— START Data —
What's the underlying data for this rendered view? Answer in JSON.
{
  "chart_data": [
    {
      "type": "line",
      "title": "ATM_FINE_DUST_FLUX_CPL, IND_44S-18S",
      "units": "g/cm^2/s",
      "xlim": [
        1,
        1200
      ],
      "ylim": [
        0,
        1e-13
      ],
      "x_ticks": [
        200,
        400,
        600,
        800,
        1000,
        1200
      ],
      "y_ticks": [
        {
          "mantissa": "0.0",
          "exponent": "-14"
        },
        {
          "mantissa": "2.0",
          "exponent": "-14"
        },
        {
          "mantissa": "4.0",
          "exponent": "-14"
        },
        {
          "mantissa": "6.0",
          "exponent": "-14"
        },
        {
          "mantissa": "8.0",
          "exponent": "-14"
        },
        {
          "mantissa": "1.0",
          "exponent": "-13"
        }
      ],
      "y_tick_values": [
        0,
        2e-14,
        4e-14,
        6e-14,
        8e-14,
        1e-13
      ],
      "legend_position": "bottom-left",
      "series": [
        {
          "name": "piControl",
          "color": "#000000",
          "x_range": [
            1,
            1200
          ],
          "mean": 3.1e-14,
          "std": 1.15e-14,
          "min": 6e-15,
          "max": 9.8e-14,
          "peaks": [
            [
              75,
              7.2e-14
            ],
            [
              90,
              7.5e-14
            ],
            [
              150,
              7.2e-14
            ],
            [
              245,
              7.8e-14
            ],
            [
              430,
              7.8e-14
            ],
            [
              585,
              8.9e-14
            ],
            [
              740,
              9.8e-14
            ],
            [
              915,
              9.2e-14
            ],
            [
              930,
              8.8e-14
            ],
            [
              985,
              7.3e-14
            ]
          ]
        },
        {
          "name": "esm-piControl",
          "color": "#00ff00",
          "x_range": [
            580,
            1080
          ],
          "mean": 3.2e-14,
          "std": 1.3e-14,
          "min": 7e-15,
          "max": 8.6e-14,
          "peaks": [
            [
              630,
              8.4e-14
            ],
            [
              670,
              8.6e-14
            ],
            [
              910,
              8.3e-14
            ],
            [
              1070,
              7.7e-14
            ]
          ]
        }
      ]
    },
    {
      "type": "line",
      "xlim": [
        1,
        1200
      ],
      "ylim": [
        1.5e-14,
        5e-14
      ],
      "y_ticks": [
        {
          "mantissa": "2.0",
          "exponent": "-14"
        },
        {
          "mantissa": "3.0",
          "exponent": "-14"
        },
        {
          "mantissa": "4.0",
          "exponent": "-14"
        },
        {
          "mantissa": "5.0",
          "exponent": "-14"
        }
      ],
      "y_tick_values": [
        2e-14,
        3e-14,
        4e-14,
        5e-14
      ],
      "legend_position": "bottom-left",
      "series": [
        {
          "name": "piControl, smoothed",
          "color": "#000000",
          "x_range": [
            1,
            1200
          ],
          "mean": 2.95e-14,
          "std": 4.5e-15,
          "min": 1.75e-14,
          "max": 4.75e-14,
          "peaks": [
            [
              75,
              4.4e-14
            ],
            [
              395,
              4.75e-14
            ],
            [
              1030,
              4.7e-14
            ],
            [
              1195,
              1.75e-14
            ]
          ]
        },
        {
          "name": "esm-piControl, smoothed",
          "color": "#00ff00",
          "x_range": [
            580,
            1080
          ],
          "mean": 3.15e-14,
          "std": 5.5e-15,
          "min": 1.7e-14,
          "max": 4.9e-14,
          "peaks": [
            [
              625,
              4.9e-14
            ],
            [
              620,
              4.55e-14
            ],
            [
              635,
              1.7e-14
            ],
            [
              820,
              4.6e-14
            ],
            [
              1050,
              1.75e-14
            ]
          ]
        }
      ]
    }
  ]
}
— END Data —
## What to produce
Output all of the material exactly as written.

## Result of the task
What's the underlying data for this rendered view? Answer in JSON.
{
  "chart_data": [
    {
      "type": "line",
      "title": "ATM_FINE_DUST_FLUX_CPL, IND_44S-18S",
      "units": "g/cm^2/s",
      "xlim": [
        1,
        1200
      ],
      "ylim": [
        0,
        1e-13
      ],
      "x_ticks": [
        200,
        400,
        600,
        800,
        1000,
        1200
      ],
      "y_ticks": [
        {
          "mantissa": "0.0",
          "exponent": "-14"
        },
        {
          "mantissa": "2.0",
          "exponent": "-14"
        },
        {
          "mantissa": "4.0",
          "exponent": "-14"
        },
        {
          "mantissa": "6.0",
          "exponent": "-14"
        },
        {
          "mantissa": "8.0",
          "exponent": "-14"
        },
        {
          "mantissa": "1.0",
          "exponent": "-13"
        }
      ],
      "y_tick_values": [
        0,
        2e-14,
        4e-14,
        6e-14,
        8e-14,
        1e-13
      ],
      "legend_position": "bottom-left",
      "series": [
        {
          "name": "piControl",
          "color": "#000000",
          "x_range": [
            1,
            1200
          ],
          "mean": 3.1e-14,
          "std": 1.15e-14,
          "min": 6e-15,
          "max": 9.8e-14,
          "peaks": [
            [
              75,
              7.2e-14
            ],
            [
              90,
              7.5e-14
            ],
            [
              150,
              7.2e-14
            ],
            [
              245,
              7.8e-14
            ],
            [
              430,
              7.8e-14
            ],
            [
              585,
              8.9e-14
            ],
            [
              740,
              9.8e-14
            ],
            [
              915,
              9.2e-14
            ],
            [
              930,
              8.8e-14
            ],
            [
              985,
              7.3e-14
            ]
          ]
        },
        {
          "name": "esm-piControl",
          "color": "#00ff00",
          "x_range": [
            580,
            1080
          ],
          "mean": 3.2e-14,
          "std": 1.3e-14,
          "min": 7e-15,
          "max": 8.6e-14,
          "peaks": [
            [
              630,
              8.4e-14
            ],
            [
              670,
              8.6e-14
            ],
            [
              910,
              8.3e-14
            ],
            [
              1070,
              7.7e-14
            ]
          ]
        }
      ]
    },
    {
      "type": "line",
      "xlim": [
        1,
        1200
      ],
      "ylim": [
        1.5e-14,
        5e-14
      ],
      "y_ticks": [
        {
          "mantissa": "2.0",
          "exponent": "-14"
        },
        {
          "mantissa": "3.0",
          "exponent": "-14"
        },
        {
          "mantissa": "4.0",
          "exponent": "-14"
        },
        {
          "mantissa": "5.0",
          "exponent": "-14"
        }
      ],
      "y_tick_values": [
        2e-14,
        3e-14,
        4e-14,
        5e-14
      ],
      "legend_position": "bottom-left",
      "series": [
        {
          "name": "piControl, smoothed",
          "color": "#000000",
          "x_range": [
            1,
            1200
          ],
          "mean": 2.95e-14,
          "std": 4.5e-15,
          "min": 1.75e-14,
          "max": 4.75e-14,
          "peaks": [
            [
              75,
              4.4e-14
            ],
            [
              395,
              4.75e-14
            ],
            [
              1030,
              4.7e-14
            ],
            [
              1195,
              1.75e-14
            ]
          ]
        },
        {
          "name": "esm-piControl, smoothed",
          "color": "#00ff00",
          "x_range": [
            580,
            1080
          ],
          "mean": 3.15e-14,
          "std": 5.5e-15,
          "min": 1.7e-14,
          "max": 4.9e-14,
          "peaks": [
            [
              625,
              4.9e-14
            ],
            [
              620,
              4.55e-14
            ],
            [
              635,
              1.7e-14
            ],
            [
              820,
              4.6e-14
            ],
            [
              1050,
              1.75e-14
            ]
          ]
        }
      ]
    }
  ]
}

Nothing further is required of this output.